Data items
+++++
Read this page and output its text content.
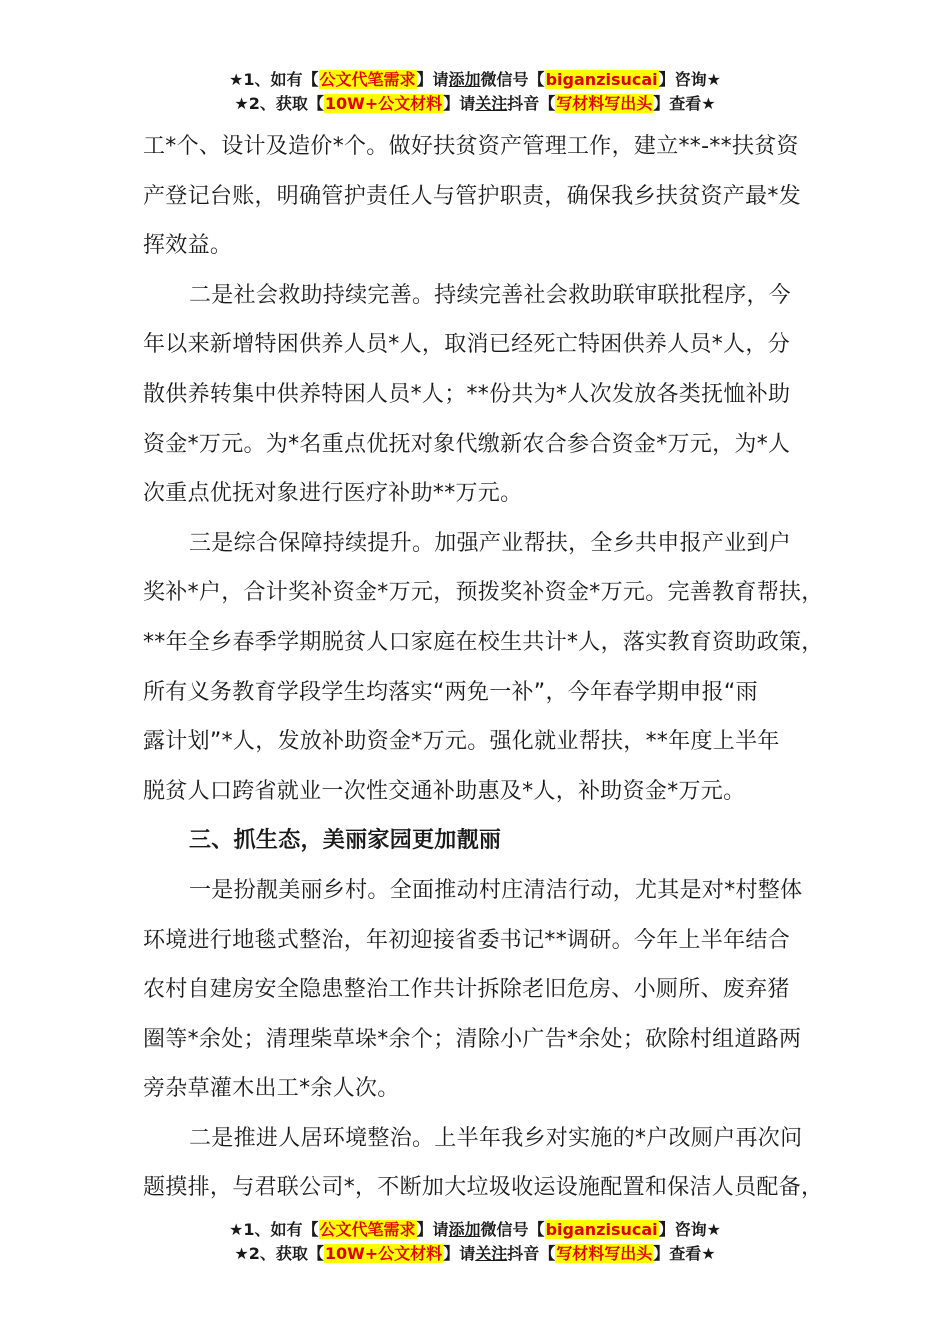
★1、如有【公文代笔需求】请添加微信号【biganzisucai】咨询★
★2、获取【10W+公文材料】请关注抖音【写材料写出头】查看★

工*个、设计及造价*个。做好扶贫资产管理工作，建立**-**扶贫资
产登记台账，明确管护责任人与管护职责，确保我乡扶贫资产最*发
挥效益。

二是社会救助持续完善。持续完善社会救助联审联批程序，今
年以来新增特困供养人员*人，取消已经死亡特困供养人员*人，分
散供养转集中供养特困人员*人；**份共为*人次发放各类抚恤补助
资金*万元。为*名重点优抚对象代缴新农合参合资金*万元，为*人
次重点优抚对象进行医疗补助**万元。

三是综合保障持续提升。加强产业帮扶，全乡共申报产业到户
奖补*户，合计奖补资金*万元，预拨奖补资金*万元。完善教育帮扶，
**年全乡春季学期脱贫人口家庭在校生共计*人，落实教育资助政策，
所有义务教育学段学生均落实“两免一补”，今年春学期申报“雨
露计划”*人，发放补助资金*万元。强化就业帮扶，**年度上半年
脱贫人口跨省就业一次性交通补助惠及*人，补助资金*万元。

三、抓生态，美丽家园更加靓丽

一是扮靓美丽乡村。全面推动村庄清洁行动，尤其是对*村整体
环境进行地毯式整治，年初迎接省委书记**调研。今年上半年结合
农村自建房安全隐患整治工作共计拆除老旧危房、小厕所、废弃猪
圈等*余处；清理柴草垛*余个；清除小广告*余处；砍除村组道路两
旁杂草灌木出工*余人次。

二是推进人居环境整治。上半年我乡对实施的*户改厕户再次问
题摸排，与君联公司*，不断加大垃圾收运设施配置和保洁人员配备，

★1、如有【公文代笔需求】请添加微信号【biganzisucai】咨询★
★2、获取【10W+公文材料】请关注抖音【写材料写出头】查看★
+++++
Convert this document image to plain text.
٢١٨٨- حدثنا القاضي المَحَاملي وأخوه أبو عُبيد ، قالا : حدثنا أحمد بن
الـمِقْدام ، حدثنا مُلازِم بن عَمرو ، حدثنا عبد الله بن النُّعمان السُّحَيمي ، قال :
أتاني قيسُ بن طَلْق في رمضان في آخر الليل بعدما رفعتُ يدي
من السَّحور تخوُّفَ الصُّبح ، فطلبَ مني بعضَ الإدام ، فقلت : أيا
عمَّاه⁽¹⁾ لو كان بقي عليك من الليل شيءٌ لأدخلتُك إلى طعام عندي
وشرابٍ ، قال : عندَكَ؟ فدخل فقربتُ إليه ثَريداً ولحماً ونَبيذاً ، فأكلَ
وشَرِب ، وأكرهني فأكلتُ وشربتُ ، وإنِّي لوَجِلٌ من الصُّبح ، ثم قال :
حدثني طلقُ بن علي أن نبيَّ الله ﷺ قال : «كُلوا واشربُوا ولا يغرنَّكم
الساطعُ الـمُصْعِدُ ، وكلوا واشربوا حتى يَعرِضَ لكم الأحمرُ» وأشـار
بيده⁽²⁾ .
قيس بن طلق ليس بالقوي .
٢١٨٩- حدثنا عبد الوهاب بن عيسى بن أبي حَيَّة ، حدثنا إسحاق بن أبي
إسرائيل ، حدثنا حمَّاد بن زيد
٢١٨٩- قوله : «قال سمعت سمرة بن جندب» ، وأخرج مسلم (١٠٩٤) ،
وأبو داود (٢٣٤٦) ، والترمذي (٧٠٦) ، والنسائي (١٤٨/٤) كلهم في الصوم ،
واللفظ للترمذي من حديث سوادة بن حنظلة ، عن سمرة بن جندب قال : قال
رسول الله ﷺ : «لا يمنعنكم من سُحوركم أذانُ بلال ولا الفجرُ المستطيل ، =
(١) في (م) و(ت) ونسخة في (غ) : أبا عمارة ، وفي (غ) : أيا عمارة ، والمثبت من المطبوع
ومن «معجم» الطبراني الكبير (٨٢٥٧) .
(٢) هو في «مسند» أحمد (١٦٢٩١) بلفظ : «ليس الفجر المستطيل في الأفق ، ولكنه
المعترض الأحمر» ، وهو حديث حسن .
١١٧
+++++
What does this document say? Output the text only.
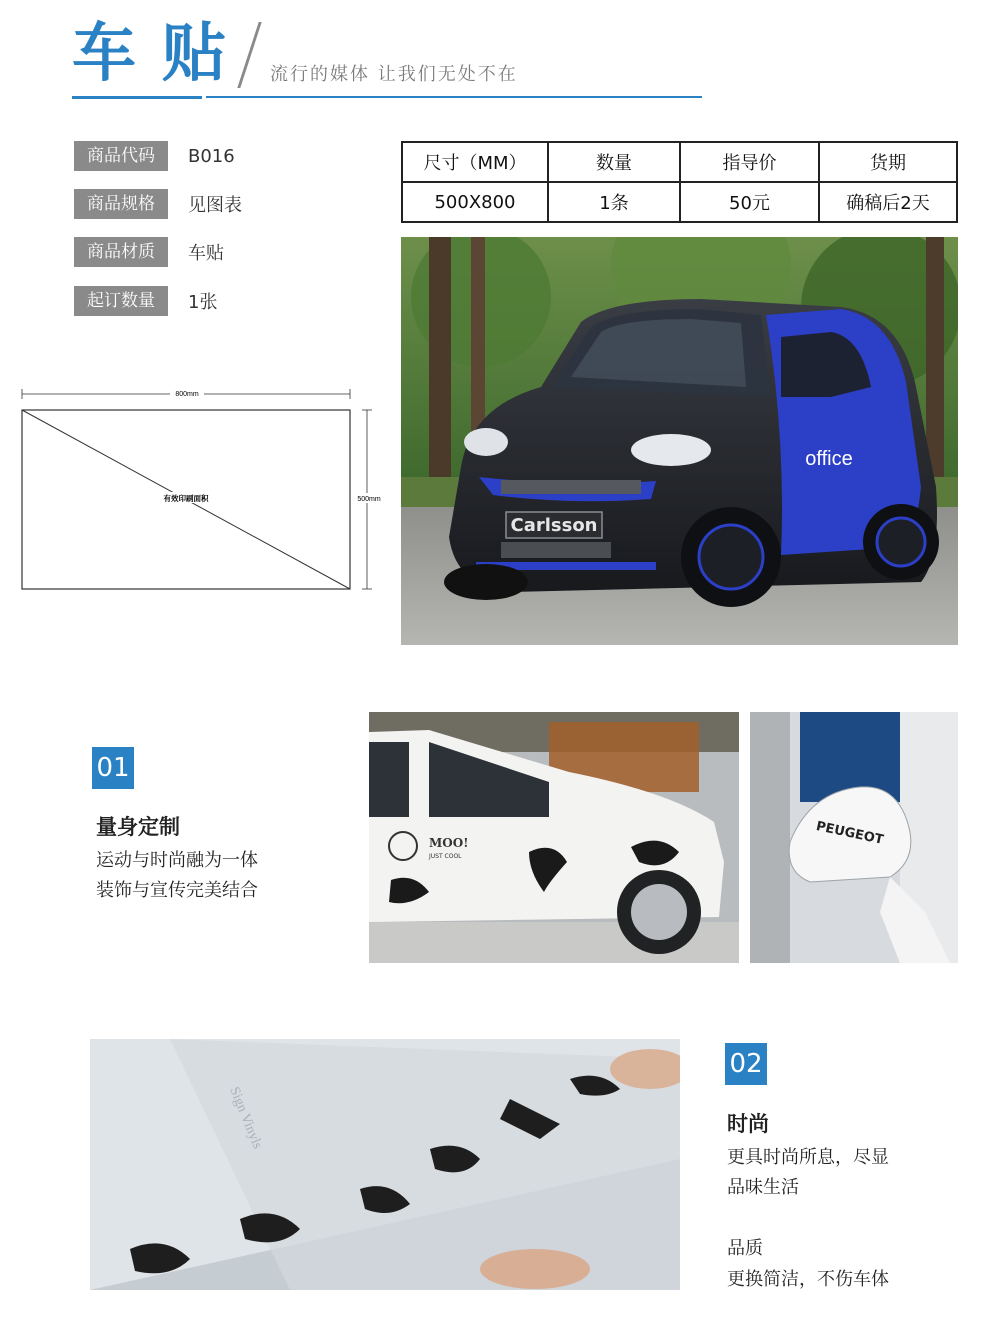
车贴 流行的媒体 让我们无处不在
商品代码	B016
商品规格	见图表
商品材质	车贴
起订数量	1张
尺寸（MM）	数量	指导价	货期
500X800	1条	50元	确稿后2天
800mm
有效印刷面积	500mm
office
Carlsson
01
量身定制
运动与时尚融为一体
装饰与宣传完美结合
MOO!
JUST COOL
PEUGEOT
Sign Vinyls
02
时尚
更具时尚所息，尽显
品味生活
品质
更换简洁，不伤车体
+++++
TASK INSTRUCTIONS. Pull every line containing the word "أحمد" out of the entries above.

COMPLETED EXERCISE.
٢١٨٨- حدثنا القاضي المَحَاملي وأخوه أبو عُبيد ، قالا : حدثنا أحمد بن
(٢) هو في «مسند» أحمد (١٦٢٩١) بلفظ : «ليس الفجر المستطيل في الأفق ، ولكنه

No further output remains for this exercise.